*AUFGABE A*
Welches Projekt hat die EU-Kommission laut dem Quelltext vor zweieinhalb Jahren mit deutschem Einverständnis zu Fall gebracht?

*QUELLTEXT*

Nach Auskunft des Chefs der Bundesnetzagentur ist die Kommission mit ihrem Gemeinschaftsrecht hier schlicht unzuständig, womit immerhin schon einmal die deutsche Befugnis, als rechtsauslegende Instanz zu fungieren, angemeldet wäre. Die Auslegung des entsprechenden Rechts ist aber offensichtlich weniger eine juristische Frage als das Resultat der jeweiligen Auseinandersetzung zwischen Deutschland und der Kommission.[6] Deutschland als Führungsmacht beansprucht ganz praktisch das Recht, europäische Belange von Berlin aus einseitig in die Hand zu nehmen, freihändig zu definieren, was an der Front fällig ist, und das praktisch umzusetzen – eine heftige Herausforderung der Kommission, die im Streit um Nord Stream 2 auf ihrer Zuständigkeit besteht.

Wenig konfliktscheu ist die deutsche Politik auch im Hinblick auf die Interessen ihrer Nachbarn, wenn die ihren Ambitionen im Weg stehen. Mit ihren russlandpolitischen Alleingängen und den Plänen, sich auf dem europäischen Energiemarkt als überragender Versorger zu etablieren, der alle Konkurrenzprojekte zum Scheitern verurteilt, hat sie auch den Streit mit einigen anderen Bündnispartnern entfacht. Einerseits mit Dänemark und Schweden, andererseits mit Estland, Lettland, Litauen, Polen, Slowakei, Ungarn und Rumänien, die sich in einem gemeinsamen Brief an die Kommission beschweren:

„Das Projekt Nord Stream 2 beinhalte ‚alarmierende Aspekte‘, die sich negativ auf die ‚Energiegeopolitik in Europa‘ auswirken könnten. Auch wird bemängelt, dass das Projekt gegen den Geist der europäischen Energiepolitik und insbesondere gegen den Gedanken der Energiesolidarität verstoße.“ (Ebd., S. 32)

Immerhin hatte ja die EU-Kommission mit deutschem Einverständnis vor gerade einmal zweieinhalb Jahren das Projekt South Stream, die Lieferung von russischem Gas nach und über Südosteuropa, im Namen einer „europäischen Energiepolitik“ zu Fall gebracht – und sich damit über die Interessen aller daran lebhaft interessierten Balkan- und EU-Staaten hinweggesetzt.

*AUFGABE B*
Aktualisiere in den Einträgen die Zeilen zwischen der Zeile mit "116, 253, 141]" und der Zeile mit "474, 1066, 503]", beide eingeschlossen, indem du "calendar-icon" durch "date-icon" ersetzt. Gib nur diese Zeilen aus, sonst unverändert.

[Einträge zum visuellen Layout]
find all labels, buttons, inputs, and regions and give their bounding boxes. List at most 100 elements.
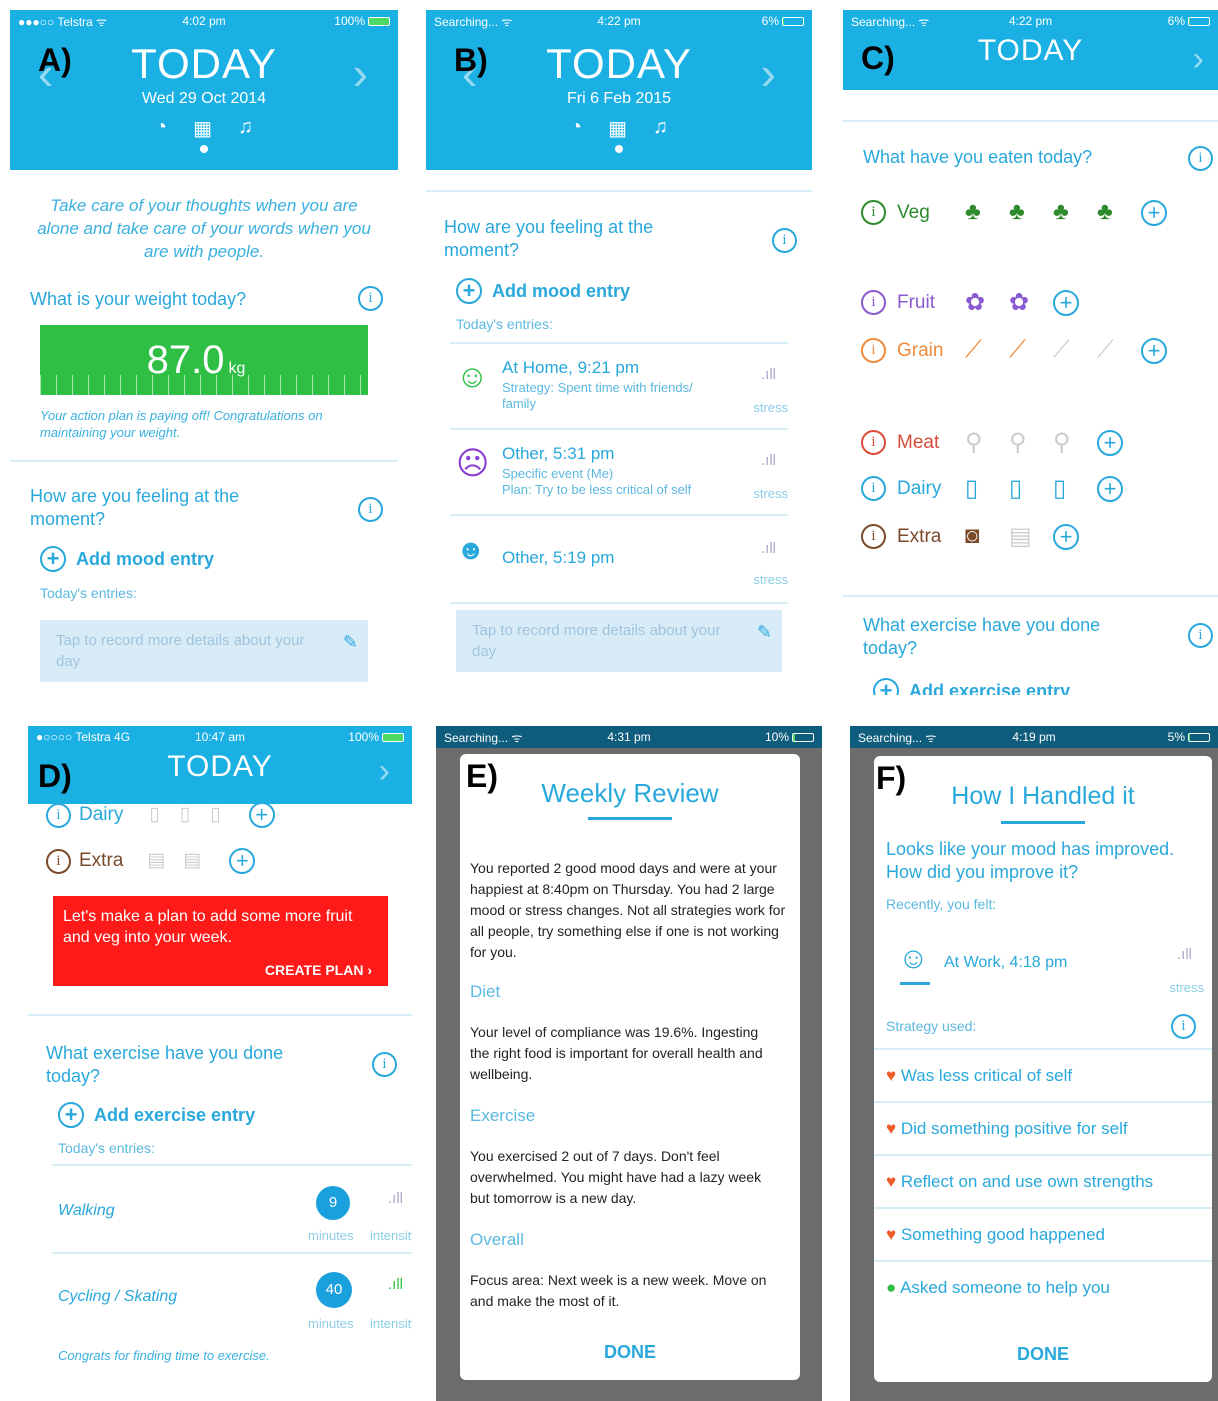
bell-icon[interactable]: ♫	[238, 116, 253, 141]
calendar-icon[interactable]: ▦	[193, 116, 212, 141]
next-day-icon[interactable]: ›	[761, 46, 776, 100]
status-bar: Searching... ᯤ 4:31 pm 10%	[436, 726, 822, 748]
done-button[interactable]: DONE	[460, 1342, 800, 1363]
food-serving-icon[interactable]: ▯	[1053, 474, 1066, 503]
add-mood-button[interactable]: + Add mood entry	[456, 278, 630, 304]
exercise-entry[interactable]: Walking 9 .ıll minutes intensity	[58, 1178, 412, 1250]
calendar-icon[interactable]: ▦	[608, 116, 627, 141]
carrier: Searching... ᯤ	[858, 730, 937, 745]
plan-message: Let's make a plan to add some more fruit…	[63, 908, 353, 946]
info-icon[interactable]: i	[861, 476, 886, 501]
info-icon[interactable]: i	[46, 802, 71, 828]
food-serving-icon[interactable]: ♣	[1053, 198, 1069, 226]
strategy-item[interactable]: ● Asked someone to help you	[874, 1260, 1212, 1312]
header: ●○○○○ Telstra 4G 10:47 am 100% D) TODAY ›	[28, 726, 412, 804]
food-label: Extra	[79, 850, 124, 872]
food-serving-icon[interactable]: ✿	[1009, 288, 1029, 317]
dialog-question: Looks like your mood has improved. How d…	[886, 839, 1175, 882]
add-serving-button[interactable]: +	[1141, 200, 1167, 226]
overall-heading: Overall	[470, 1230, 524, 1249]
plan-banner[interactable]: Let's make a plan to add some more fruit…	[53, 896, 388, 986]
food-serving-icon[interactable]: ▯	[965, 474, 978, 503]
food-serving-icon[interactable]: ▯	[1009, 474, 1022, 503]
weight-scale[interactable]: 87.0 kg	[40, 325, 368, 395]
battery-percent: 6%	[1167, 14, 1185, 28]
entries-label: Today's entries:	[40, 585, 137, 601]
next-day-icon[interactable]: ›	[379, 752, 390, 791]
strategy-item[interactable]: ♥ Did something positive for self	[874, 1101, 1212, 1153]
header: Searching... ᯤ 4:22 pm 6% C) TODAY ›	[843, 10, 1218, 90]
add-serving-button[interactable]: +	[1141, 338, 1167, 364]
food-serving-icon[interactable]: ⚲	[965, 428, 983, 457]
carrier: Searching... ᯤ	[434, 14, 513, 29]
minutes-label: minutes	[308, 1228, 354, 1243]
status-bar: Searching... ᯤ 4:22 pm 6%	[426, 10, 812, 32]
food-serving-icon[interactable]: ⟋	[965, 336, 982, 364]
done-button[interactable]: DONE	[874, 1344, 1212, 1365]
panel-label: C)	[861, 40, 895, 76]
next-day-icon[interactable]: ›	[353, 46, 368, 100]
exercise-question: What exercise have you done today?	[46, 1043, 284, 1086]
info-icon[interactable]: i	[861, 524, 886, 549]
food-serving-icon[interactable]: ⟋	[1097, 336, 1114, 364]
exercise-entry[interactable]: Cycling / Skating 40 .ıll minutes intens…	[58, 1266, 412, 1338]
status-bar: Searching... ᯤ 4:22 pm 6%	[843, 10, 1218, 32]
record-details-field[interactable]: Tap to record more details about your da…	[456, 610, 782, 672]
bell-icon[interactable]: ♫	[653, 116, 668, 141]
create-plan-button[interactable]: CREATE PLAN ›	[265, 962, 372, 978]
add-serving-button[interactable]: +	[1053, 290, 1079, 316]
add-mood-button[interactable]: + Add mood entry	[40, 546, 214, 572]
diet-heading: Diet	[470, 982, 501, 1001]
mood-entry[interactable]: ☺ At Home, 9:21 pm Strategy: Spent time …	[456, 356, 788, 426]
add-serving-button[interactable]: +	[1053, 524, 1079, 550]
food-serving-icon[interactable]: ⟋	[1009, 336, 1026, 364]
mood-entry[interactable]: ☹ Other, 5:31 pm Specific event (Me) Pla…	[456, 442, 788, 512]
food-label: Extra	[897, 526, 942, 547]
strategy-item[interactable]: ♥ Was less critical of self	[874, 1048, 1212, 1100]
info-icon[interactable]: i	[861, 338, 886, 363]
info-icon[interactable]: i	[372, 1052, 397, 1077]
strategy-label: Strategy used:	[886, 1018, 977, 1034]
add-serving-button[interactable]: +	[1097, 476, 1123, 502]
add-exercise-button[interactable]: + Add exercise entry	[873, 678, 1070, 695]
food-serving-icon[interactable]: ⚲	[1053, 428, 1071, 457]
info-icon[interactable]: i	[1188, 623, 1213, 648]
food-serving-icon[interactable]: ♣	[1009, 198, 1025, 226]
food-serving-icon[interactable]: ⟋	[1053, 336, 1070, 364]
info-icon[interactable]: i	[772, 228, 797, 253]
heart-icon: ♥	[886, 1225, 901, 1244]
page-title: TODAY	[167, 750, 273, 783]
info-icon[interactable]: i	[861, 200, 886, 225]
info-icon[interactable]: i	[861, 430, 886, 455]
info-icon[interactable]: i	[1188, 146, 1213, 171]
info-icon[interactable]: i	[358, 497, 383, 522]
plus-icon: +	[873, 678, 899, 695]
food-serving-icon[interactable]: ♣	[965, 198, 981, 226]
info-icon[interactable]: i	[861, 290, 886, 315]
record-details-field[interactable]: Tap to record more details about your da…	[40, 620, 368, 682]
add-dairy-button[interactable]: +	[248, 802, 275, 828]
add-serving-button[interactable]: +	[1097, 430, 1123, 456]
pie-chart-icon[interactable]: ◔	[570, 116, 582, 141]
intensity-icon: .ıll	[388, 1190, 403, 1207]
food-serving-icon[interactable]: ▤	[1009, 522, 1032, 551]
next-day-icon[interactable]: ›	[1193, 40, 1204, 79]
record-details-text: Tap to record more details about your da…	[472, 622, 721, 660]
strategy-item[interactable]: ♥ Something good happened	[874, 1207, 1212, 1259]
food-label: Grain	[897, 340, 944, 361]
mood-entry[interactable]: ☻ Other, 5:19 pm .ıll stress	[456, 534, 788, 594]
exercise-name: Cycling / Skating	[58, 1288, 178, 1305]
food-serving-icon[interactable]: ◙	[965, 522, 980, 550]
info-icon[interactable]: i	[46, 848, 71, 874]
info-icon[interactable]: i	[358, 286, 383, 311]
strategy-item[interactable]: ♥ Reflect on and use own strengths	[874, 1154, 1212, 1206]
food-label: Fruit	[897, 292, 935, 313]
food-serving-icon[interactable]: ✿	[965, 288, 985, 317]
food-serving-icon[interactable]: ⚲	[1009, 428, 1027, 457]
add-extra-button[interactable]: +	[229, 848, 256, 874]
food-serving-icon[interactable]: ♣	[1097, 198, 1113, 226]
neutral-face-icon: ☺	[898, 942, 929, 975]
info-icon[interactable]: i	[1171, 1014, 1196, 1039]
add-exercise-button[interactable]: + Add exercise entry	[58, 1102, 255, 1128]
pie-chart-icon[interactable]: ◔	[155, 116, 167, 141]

*ANTWORT A*
Das Projekt South Stream, also die Lieferung von russischem Gas nach und über Südosteuropa.

*ANTWORT B*
bell-icon[interactable]: ♫	[238, 116, 253, 141]
date-icon[interactable]: ▦	[193, 116, 212, 141]
next-day-icon[interactable]: ›	[761, 46, 776, 100]
status-bar: Searching... ᯤ 4:31 pm 10%	[436, 726, 822, 748]
done-button[interactable]: DONE	[460, 1342, 800, 1363]
food-serving-icon[interactable]: ▯	[1053, 474, 1066, 503]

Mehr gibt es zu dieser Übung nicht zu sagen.